Data in this exercise.
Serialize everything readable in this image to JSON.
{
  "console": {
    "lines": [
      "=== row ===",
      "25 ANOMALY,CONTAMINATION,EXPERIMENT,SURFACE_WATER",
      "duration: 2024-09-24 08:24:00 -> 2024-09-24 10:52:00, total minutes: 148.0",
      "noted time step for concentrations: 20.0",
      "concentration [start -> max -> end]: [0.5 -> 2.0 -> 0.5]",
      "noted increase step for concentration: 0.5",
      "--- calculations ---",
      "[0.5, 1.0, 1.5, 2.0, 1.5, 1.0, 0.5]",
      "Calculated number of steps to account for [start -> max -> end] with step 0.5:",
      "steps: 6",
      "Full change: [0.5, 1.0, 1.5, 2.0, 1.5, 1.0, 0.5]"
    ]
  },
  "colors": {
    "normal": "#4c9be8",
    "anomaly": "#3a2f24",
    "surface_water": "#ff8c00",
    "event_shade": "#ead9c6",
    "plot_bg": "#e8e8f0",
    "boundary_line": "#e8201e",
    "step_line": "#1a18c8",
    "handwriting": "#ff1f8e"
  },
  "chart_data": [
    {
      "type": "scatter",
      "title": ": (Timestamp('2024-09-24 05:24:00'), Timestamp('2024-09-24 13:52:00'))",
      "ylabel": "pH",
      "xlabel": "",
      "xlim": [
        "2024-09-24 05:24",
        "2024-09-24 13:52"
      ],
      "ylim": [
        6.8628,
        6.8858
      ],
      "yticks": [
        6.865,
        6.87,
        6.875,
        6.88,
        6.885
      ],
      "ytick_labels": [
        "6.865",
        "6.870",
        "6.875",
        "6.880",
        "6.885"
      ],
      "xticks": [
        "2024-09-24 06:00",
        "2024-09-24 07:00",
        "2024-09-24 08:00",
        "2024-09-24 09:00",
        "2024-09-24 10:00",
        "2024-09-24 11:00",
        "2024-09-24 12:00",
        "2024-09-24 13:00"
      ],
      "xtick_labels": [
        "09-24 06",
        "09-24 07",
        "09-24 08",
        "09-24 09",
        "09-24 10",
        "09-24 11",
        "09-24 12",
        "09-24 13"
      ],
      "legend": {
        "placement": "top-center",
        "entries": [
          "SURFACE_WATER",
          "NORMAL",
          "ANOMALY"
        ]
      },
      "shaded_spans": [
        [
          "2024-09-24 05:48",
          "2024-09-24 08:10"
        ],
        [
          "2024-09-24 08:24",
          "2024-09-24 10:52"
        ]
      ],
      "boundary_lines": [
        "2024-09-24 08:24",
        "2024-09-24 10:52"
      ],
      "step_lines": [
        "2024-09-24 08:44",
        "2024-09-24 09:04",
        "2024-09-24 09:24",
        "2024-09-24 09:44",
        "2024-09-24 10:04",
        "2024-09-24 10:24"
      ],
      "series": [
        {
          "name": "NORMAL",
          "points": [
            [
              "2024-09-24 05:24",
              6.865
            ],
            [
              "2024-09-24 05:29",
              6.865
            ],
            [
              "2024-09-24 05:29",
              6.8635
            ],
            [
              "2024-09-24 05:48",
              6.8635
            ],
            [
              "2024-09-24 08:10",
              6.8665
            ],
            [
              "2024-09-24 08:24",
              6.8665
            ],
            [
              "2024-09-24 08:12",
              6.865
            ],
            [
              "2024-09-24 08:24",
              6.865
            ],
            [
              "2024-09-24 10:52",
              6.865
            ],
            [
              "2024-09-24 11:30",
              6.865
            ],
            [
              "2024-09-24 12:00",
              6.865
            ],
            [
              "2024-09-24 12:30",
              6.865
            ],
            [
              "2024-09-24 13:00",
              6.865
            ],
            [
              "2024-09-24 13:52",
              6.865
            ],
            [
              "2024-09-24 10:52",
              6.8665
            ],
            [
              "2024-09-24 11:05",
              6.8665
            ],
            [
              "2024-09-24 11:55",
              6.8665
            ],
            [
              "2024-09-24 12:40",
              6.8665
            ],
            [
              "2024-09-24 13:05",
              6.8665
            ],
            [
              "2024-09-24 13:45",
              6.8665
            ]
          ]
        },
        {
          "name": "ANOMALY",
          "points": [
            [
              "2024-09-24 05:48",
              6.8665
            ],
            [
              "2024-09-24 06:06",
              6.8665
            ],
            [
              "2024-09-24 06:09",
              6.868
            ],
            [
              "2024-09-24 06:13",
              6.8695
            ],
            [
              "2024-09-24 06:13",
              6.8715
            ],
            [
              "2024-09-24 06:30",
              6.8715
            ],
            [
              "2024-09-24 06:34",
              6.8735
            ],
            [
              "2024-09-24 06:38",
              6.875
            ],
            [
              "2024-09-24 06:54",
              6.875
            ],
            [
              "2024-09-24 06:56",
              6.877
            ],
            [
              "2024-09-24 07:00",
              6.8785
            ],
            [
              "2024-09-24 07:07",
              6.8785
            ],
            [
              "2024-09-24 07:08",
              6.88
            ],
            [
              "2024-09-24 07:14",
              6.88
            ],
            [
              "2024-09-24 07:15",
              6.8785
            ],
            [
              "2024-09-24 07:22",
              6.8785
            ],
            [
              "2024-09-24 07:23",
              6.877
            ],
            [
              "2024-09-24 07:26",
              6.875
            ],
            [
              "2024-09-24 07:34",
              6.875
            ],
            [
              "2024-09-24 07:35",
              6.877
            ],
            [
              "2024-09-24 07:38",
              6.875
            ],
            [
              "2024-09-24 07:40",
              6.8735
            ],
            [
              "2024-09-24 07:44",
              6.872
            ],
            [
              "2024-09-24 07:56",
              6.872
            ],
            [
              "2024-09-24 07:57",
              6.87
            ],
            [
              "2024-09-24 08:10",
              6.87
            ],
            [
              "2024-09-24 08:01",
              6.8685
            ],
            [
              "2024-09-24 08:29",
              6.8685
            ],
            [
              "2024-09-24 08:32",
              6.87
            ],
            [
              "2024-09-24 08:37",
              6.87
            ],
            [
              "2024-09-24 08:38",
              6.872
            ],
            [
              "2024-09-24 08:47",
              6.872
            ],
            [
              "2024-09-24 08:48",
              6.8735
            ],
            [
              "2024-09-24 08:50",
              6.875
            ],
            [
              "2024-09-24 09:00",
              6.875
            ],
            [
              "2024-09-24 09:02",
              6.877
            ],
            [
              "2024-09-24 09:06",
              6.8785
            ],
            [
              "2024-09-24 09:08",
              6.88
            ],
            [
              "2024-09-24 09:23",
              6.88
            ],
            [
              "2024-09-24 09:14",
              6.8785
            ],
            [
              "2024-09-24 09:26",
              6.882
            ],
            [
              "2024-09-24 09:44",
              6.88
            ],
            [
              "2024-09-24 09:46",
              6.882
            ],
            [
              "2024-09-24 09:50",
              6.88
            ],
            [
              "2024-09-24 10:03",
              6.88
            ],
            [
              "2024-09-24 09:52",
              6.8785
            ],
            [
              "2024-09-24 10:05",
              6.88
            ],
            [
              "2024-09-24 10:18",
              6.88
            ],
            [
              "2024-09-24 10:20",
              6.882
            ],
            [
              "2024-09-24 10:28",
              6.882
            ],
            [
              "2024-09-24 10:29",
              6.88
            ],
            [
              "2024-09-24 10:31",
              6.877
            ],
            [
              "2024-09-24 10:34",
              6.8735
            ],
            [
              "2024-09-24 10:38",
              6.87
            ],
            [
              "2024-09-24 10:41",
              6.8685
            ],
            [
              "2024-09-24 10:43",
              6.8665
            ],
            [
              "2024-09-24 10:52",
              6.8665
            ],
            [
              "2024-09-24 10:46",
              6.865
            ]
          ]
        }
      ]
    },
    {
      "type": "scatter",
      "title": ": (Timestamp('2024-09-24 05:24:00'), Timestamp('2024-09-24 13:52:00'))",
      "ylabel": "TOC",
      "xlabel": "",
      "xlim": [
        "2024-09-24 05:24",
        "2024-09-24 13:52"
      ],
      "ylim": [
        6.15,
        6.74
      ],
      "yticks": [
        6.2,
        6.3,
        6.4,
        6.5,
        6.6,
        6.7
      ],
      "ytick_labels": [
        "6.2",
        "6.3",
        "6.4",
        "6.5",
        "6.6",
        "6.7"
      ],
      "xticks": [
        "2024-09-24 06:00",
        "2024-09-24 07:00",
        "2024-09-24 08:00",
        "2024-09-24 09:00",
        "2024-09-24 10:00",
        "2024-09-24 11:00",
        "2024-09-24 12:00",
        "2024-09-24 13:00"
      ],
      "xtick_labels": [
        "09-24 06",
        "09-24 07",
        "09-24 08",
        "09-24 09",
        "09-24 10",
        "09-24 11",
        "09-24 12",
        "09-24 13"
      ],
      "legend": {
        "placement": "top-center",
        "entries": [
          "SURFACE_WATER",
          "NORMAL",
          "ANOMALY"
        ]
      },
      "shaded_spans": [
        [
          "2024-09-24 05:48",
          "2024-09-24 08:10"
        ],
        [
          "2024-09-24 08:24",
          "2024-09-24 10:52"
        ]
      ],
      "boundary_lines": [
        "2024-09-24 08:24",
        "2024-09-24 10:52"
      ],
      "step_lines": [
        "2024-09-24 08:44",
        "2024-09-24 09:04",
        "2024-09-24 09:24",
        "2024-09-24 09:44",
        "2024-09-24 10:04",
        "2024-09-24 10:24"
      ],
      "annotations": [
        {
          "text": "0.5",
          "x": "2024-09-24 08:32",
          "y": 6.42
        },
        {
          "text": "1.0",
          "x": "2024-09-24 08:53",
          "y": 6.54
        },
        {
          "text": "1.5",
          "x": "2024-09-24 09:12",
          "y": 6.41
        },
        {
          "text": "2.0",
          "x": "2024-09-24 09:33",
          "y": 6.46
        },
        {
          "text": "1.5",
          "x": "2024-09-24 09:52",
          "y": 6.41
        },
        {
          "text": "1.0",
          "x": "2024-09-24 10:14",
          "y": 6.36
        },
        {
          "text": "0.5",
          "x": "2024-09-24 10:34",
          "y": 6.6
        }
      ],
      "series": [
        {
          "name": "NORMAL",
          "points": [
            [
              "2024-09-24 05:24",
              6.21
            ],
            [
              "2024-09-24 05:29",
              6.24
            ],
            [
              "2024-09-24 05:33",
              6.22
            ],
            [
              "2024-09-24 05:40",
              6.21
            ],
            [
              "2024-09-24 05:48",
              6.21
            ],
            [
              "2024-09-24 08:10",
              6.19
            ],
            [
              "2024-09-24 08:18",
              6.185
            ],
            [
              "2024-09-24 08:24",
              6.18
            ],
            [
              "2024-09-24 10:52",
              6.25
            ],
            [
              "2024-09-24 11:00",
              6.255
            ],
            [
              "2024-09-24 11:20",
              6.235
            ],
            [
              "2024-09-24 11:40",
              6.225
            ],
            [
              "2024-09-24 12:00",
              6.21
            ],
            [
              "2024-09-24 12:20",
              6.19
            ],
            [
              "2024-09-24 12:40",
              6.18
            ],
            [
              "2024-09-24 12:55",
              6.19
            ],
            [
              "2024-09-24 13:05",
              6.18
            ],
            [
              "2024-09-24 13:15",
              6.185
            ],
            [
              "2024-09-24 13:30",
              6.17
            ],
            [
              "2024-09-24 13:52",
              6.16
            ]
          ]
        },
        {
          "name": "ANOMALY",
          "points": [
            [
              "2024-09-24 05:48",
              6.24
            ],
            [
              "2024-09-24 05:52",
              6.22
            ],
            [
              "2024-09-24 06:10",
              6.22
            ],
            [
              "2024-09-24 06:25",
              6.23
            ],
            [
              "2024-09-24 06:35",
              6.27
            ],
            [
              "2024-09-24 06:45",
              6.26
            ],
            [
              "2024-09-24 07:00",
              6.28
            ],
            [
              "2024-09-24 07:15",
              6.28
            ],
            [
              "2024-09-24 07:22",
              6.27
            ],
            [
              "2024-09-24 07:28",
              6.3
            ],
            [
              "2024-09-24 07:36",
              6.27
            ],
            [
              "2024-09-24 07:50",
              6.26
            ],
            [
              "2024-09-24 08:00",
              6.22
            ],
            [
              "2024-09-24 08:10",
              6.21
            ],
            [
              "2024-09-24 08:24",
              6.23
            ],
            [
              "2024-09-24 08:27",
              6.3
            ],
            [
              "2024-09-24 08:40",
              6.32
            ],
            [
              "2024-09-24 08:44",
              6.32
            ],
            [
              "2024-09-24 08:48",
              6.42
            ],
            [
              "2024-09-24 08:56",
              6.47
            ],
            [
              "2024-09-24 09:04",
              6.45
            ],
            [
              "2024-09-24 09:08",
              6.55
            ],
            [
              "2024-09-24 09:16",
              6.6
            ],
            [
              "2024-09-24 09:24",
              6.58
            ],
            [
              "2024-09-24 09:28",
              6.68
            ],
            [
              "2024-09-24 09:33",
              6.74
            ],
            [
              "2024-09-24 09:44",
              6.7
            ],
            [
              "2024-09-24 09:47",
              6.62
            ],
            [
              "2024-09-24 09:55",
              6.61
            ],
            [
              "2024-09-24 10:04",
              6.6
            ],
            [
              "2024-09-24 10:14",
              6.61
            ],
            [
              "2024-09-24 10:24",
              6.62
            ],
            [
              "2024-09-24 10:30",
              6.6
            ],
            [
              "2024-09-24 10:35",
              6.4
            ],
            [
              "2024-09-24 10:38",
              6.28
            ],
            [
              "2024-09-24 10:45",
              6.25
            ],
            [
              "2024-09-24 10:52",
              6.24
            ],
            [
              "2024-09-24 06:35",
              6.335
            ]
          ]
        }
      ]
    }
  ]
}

Task details.
Which lines hold the word "noted"? Show each one.

Exercise result.
      "noted time step for concentrations: 20.0",
      "noted increase step for concentration: 0.5",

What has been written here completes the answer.